**課題の指示:**
下にある武器輸出についての文章を読み、次の問いに答えてください。
(a) 日本がこれまで誓約してきたこととして、どんな三つが挙げられていますか。
(b) 殺傷武器の輸出解禁は、何の延長線上にあるとされていますか。
(c) 一連の動きの背景には、何と称してどのような流れがあると述べられていますか。

**文書の抜粋:**

****

殺傷武器の輸出解禁はまた、軍縮・軍備管理における日本外交の信頼性を損な
うものです。日本がこれまで、核兵器をもたず、軍事大国にならず、武器輸出を
行わないと誓約してきたことは、その軍縮外交を支えてきました。今日、ロシア
によるウクライナへの侵略戦争、米中対立の激化、世界的な軍備拡張の動きが見
られるなか、緊張緩和、予防外交、そして軍縮の必要性は高まっています。日本
は、それらの分野でこそ役割を果たすべきです。
殺傷武器の輸出解禁は、集団的自衛権の行使容認や、敵基地攻撃能力の保有な
ど、積み重ねられてきた解釈改憲の延長線上にあるものです。日本が「戦争をす
る国」となり「他国に殺傷武器を輸出する国」にまでなれば、平和憲法は完全に
空洞化します。
一連の動きの背景には「防衛基盤整備」と称して、国内の軍需産業を強化しよ
うという流れがあります。軍需産業は、破壊と死傷を生み出し、不信と対立を世
界に広げる一方、社会の実質的発展には貢献しません。私たちは、日本が、他国
に尊敬される「平和国家」から「死の商人国家」へと転落することを、許容する
ことはできません。
私たちは、次のことを求めます。

****

**提供データ:**
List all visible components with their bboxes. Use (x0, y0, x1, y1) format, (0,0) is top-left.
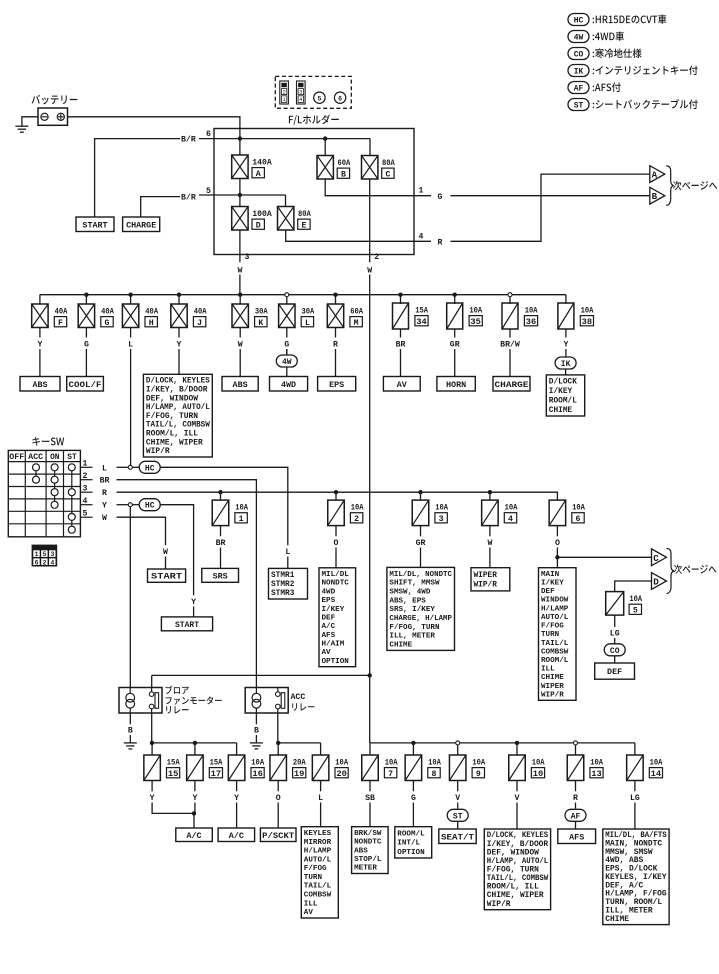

****

**解答例:**
(a) 核兵器をもたないこと、軍事大国にならないこと、武器輸出を行わないこと。
(b) 集団的自衛権の行使容認や敵基地攻撃能力の保有など、積み重ねられてきた解釈改憲の延長線上。
(c) 「防衛基盤整備」と称して、国内の軍需産業を強化しようという流れ。